• _What the task asks_
Find the lines with "label" in them and copy them out.
#### Data records ####
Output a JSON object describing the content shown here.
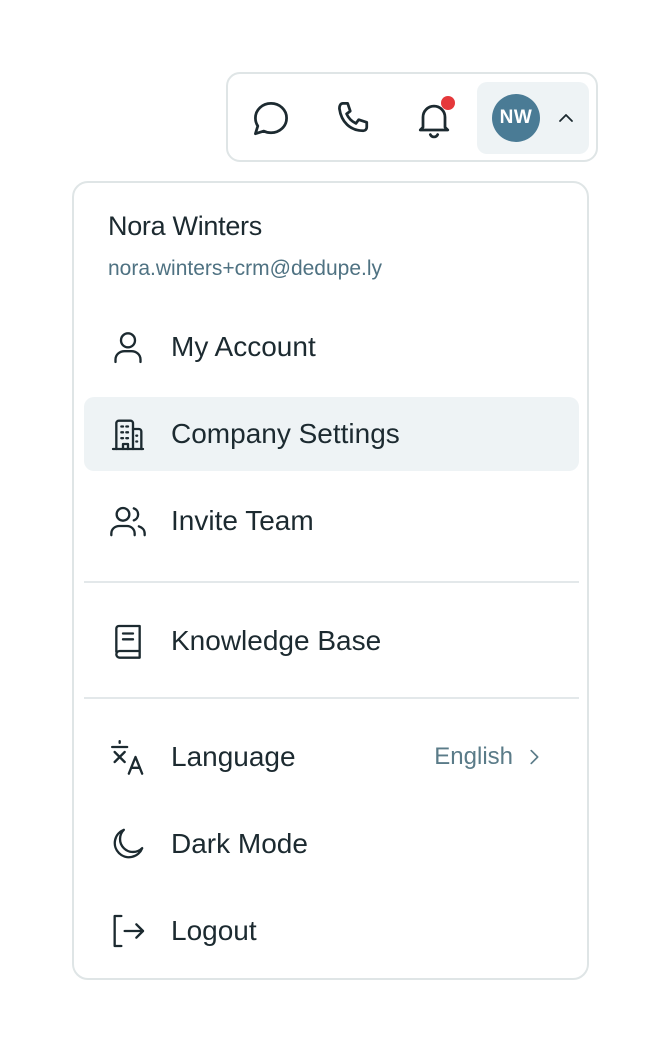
{
  "topbar": {
    "icons": [
      "chat-icon",
      "phone-icon",
      "bell-icon"
    ],
    "notification_dot_color": "#e5383b",
    "avatar_initials": "NW",
    "avatar_color": "#4a7b95"
  },
  "user": {
    "name": "Nora Winters",
    "email": "nora.winters+crm@dedupe.ly"
  },
  "menu": {
    "account": {
      "label": "My Account",
      "icon": "user-icon"
    },
    "company": {
      "label": "Company Settings",
      "icon": "building-icon",
      "active": true
    },
    "invite": {
      "label": "Invite Team",
      "icon": "users-icon"
    },
    "knowledge": {
      "label": "Knowledge Base",
      "icon": "book-icon"
    },
    "language": {
      "label": "Language",
      "value": "English",
      "icon": "translate-icon"
    },
    "dark_mode": {
      "label": "Dark Mode",
      "icon": "moon-icon"
    },
    "logout": {
      "label": "Logout",
      "icon": "logout-icon"
    }
  }
}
####
• _Solution to this problem_
      "label": "My Account",
      "label": "Company Settings",
      "label": "Invite Team",
      "label": "Knowledge Base",
      "label": "Language",
      "label": "Dark Mode",
      "label": "Logout",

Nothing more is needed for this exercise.